AUSGEWÄHLTER TEXT
Im letzten Teil berichten wir nur über die Anträge der Fraktionen in der Ratssitzung vom 23. September. Abgesehen von Umbesetzungen, gab es nur zwei, von denen einer eine umfangreiche Debatte auslöste.

Der Text als pdf-Datei: 20241023b_Rat_20240923_6

Toiletten machen Schule.

Unter Punkt 36 der Tagesordnung waren die Anträge der Fraktionen zusammengefaßt. Zuerst wurde der SPD-Antrag A/17/5478 zur „ Erarbeitung eines Konzepts für saubere Schultoiletten“ aufgerufen.

BEREITGESTELLTE DATEN
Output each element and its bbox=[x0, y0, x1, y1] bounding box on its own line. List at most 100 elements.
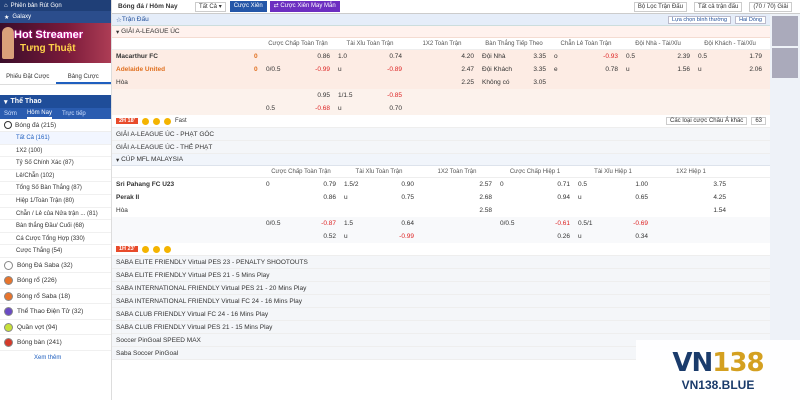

GESTELLTE AUFGABEN
- 1) Welchen Grund nennt der Bericht über die Ratssitzung dafür, dass sein letzter Teil nur zwei Anträge der Fraktionen behandelt? Antworten Sie in ein bis drei Sätzen.
- 2) Führen Sie den Bericht über die Ratssitzung im Anschluss an seinen letzten Satz weiter.

ANTWORTEN
- 1) Abgesehen von Umbesetzungen gab es in der Ratssitzung vom 23. September nur zwei Anträge der Fraktionen. Einer dieser Anträge löste eine umfangreiche Debatte aus.

- 2)
Das Problem ist allseits bekannt: An vielen Oberhausener Schulen sind die Toilettenanlagen in einem derart schlechten Zustand, daß die Schüler nach Möglichkeit jeden Gang dorthin vermeiden. Über die Ursachen gehen die Meinungen auseinander: Sind es die zu großen Reinigungsintervalle, dann wäre es an der Stadtverwaltung, durch entsprechende finanzielle Mittel kürzere Intervalle zu ermöglichen. Liegt es an fehlendem Sozialverhalten, kann man die Eltern oder die Schulleitung in die Verantwortung nehmen; oder man nimmt es achselzuckend als „Zeitgeist“ zur Kenntnis. Polemisch wird es, wenn man in diesem Zusammenhang nach den Gewohnheiten von Menschen aus anderen Kulturkreisen fragt…

Der SPD-Antrag läuft darauf hinaus die German Toilet Organization (GTO) gewissermaßen als Beraterin der Stadtverwaltung für den Bereich der Hygiene von Schultoiletten zu engagieren. Während der Antragsteller sich Impulse für neue Ideen erhofft, kritisieren die LINKEN, daß man eine „Aufgabe der Daseinsvorsorge“ dem kapitalistischen System überlasse.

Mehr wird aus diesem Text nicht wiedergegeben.